[Source data]

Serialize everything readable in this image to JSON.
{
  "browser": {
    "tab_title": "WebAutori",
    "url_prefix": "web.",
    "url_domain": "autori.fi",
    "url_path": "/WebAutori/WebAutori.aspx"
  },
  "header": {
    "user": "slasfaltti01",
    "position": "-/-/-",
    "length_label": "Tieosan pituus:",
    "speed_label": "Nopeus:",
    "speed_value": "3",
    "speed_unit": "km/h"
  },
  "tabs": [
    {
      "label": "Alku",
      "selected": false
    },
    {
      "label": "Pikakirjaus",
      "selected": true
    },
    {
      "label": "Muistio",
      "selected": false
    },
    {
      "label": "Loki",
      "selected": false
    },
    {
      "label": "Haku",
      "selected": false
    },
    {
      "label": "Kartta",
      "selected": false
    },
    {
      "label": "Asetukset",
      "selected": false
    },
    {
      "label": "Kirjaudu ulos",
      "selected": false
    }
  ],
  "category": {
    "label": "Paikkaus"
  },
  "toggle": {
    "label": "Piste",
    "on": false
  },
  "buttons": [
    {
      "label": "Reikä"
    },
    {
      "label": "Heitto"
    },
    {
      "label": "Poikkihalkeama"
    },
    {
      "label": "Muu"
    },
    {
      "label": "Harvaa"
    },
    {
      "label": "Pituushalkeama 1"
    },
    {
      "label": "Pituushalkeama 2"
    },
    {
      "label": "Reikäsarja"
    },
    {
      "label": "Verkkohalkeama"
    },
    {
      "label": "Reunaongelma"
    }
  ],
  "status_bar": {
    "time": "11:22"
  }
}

• _WRITTEN EXERCISE_:
Copy all lines above containing the string "WebAutori".

• _RESPONSE TO THIS TASK_:
    "tab_title": "WebAutori",
    "url_path": "/WebAutori/WebAutori.aspx"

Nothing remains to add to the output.